- **Task directions**
Quote the listing below in its entirety.

- **Input rows**
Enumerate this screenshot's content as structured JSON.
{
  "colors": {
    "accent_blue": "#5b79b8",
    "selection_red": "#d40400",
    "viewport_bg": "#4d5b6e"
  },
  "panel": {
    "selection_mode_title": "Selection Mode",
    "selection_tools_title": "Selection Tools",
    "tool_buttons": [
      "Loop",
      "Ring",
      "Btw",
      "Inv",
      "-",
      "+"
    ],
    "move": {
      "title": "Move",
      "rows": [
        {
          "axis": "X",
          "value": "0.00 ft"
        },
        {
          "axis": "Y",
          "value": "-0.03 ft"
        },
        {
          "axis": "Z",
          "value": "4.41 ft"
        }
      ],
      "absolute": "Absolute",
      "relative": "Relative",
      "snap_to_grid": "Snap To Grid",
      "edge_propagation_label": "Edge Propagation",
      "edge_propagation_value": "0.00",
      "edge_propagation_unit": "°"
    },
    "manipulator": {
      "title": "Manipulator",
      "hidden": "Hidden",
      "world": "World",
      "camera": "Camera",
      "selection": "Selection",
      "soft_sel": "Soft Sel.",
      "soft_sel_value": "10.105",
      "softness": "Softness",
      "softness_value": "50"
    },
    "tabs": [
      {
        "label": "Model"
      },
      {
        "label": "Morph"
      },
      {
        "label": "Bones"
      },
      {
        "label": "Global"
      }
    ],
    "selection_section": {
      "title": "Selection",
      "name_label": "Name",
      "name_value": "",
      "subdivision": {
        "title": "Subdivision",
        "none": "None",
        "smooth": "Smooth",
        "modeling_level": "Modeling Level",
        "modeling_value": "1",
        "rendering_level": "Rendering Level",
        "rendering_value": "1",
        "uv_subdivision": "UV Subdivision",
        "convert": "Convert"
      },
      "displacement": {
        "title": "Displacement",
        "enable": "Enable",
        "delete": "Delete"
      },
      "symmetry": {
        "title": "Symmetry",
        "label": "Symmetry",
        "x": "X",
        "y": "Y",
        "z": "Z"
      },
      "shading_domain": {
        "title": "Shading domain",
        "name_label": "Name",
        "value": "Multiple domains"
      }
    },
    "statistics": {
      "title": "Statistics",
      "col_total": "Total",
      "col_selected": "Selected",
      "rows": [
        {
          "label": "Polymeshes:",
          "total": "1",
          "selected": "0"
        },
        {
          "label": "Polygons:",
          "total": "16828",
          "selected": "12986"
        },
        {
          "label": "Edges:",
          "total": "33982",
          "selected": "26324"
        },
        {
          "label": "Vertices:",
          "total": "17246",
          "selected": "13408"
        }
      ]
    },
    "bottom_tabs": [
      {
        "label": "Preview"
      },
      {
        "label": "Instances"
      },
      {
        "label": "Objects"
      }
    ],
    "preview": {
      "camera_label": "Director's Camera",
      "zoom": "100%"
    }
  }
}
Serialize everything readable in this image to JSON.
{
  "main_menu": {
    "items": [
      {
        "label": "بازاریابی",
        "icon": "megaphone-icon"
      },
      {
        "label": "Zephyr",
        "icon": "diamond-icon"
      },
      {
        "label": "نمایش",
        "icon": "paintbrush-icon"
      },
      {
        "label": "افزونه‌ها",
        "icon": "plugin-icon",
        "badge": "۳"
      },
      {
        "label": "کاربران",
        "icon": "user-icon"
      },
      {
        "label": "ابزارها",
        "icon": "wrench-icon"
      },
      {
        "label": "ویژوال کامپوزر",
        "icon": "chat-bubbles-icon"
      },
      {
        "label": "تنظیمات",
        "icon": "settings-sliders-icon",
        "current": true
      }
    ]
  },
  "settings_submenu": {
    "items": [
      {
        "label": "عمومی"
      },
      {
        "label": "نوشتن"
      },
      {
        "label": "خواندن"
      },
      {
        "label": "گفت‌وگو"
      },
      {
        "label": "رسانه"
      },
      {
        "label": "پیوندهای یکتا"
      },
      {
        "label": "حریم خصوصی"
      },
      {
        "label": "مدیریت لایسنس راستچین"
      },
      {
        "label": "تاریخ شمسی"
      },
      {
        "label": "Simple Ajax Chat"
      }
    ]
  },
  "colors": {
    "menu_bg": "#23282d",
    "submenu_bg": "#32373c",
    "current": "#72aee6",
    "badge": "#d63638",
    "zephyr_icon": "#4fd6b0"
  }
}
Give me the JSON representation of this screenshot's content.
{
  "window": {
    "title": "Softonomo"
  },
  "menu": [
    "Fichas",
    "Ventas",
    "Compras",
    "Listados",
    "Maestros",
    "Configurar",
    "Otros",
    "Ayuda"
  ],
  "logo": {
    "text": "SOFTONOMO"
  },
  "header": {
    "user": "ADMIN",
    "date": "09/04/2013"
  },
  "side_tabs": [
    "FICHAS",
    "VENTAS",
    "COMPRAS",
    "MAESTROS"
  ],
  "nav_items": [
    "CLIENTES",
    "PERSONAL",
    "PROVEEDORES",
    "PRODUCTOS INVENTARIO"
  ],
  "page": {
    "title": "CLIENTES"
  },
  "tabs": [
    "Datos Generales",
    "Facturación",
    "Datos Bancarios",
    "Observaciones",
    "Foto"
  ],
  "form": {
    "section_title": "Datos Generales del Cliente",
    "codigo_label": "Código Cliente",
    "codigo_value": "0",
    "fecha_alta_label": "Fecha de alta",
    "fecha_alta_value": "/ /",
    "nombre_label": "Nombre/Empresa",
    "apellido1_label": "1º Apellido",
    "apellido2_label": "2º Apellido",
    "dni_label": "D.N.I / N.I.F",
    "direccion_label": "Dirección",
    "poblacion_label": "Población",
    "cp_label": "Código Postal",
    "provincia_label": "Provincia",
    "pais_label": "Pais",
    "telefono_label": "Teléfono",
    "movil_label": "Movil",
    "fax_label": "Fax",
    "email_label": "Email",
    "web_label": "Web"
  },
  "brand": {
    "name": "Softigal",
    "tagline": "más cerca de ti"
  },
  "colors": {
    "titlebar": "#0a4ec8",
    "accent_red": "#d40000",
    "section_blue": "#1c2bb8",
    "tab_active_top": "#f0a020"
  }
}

- **Written response**
Enumerate this screenshot's content as structured JSON.
{
  "colors": {
    "accent_blue": "#5b79b8",
    "selection_red": "#d40400",
    "viewport_bg": "#4d5b6e"
  },
  "panel": {
    "selection_mode_title": "Selection Mode",
    "selection_tools_title": "Selection Tools",
    "tool_buttons": [
      "Loop",
      "Ring",
      "Btw",
      "Inv",
      "-",
      "+"
    ],
    "move": {
      "title": "Move",
      "rows": [
        {
          "axis": "X",
          "value": "0.00 ft"
        },
        {
          "axis": "Y",
          "value": "-0.03 ft"
        },
        {
          "axis": "Z",
          "value": "4.41 ft"
        }
      ],
      "absolute": "Absolute",
      "relative": "Relative",
      "snap_to_grid": "Snap To Grid",
      "edge_propagation_label": "Edge Propagation",
      "edge_propagation_value": "0.00",
      "edge_propagation_unit": "°"
    },
    "manipulator": {
      "title": "Manipulator",
      "hidden": "Hidden",
      "world": "World",
      "camera": "Camera",
      "selection": "Selection",
      "soft_sel": "Soft Sel.",
      "soft_sel_value": "10.105",
      "softness": "Softness",
      "softness_value": "50"
    },
    "tabs": [
      {
        "label": "Model"
      },
      {
        "label": "Morph"
      },
      {
        "label": "Bones"
      },
      {
        "label": "Global"
      }
    ],
    "selection_section": {
      "title": "Selection",
      "name_label": "Name",
      "name_value": "",
      "subdivision": {
        "title": "Subdivision",
        "none": "None",
        "smooth": "Smooth",
        "modeling_level": "Modeling Level",
        "modeling_value": "1",
        "rendering_level": "Rendering Level",
        "rendering_value": "1",
        "uv_subdivision": "UV Subdivision",
        "convert": "Convert"
      },
      "displacement": {
        "title": "Displacement",
        "enable": "Enable",
        "delete": "Delete"
      },
      "symmetry": {
        "title": "Symmetry",
        "label": "Symmetry",
        "x": "X",
        "y": "Y",
        "z": "Z"
      },
      "shading_domain": {
        "title": "Shading domain",
        "name_label": "Name",
        "value": "Multiple domains"
      }
    },
    "statistics": {
      "title": "Statistics",
      "col_total": "Total",
      "col_selected": "Selected",
      "rows": [
        {
          "label": "Polymeshes:",
          "total": "1",
          "selected": "0"
        },
        {
          "label": "Polygons:",
          "total": "16828",
          "selected": "12986"
        },
        {
          "label": "Edges:",
          "total": "33982",
          "selected": "26324"
        },
        {
          "label": "Vertices:",
          "total": "17246",
          "selected": "13408"
        }
      ]
    },
    "bottom_tabs": [
      {
        "label": "Preview"
      },
      {
        "label": "Instances"
      },
      {
        "label": "Objects"
      }
    ],
    "preview": {
      "camera_label": "Director's Camera",
      "zoom": "100%"
    }
  }
}
Serialize everything readable in this image to JSON.
{
  "main_menu": {
    "items": [
      {
        "label": "بازاریابی",
        "icon": "megaphone-icon"
      },
      {
        "label": "Zephyr",
        "icon": "diamond-icon"
      },
      {
        "label": "نمایش",
        "icon": "paintbrush-icon"
      },
      {
        "label": "افزونه‌ها",
        "icon": "plugin-icon",
        "badge": "۳"
      },
      {
        "label": "کاربران",
        "icon": "user-icon"
      },
      {
        "label": "ابزارها",
        "icon": "wrench-icon"
      },
      {
        "label": "ویژوال کامپوزر",
        "icon": "chat-bubbles-icon"
      },
      {
        "label": "تنظیمات",
        "icon": "settings-sliders-icon",
        "current": true
      }
    ]
  },
  "settings_submenu": {
    "items": [
      {
        "label": "عمومی"
      },
      {
        "label": "نوشتن"
      },
      {
        "label": "خواندن"
      },
      {
        "label": "گفت‌وگو"
      },
      {
        "label": "رسانه"
      },
      {
        "label": "پیوندهای یکتا"
      },
      {
        "label": "حریم خصوصی"
      },
      {
        "label": "مدیریت لایسنس راستچین"
      },
      {
        "label": "تاریخ شمسی"
      },
      {
        "label": "Simple Ajax Chat"
      }
    ]
  },
  "colors": {
    "menu_bg": "#23282d",
    "submenu_bg": "#32373c",
    "current": "#72aee6",
    "badge": "#d63638",
    "zephyr_icon": "#4fd6b0"
  }
}
Give me the JSON representation of this screenshot's content.
{
  "window": {
    "title": "Softonomo"
  },
  "menu": [
    "Fichas",
    "Ventas",
    "Compras",
    "Listados",
    "Maestros",
    "Configurar",
    "Otros",
    "Ayuda"
  ],
  "logo": {
    "text": "SOFTONOMO"
  },
  "header": {
    "user": "ADMIN",
    "date": "09/04/2013"
  },
  "side_tabs": [
    "FICHAS",
    "VENTAS",
    "COMPRAS",
    "MAESTROS"
  ],
  "nav_items": [
    "CLIENTES",
    "PERSONAL",
    "PROVEEDORES",
    "PRODUCTOS INVENTARIO"
  ],
  "page": {
    "title": "CLIENTES"
  },
  "tabs": [
    "Datos Generales",
    "Facturación",
    "Datos Bancarios",
    "Observaciones",
    "Foto"
  ],
  "form": {
    "section_title": "Datos Generales del Cliente",
    "codigo_label": "Código Cliente",
    "codigo_value": "0",
    "fecha_alta_label": "Fecha de alta",
    "fecha_alta_value": "/ /",
    "nombre_label": "Nombre/Empresa",
    "apellido1_label": "1º Apellido",
    "apellido2_label": "2º Apellido",
    "dni_label": "D.N.I / N.I.F",
    "direccion_label": "Dirección",
    "poblacion_label": "Población",
    "cp_label": "Código Postal",
    "provincia_label": "Provincia",
    "pais_label": "Pais",
    "telefono_label": "Teléfono",
    "movil_label": "Movil",
    "fax_label": "Fax",
    "email_label": "Email",
    "web_label": "Web"
  },
  "brand": {
    "name": "Softigal",
    "tagline": "más cerca de ti"
  },
  "colors": {
    "titlebar": "#0a4ec8",
    "accent_red": "#d40000",
    "section_blue": "#1c2bb8",
    "tab_active_top": "#f0a020"
  }
}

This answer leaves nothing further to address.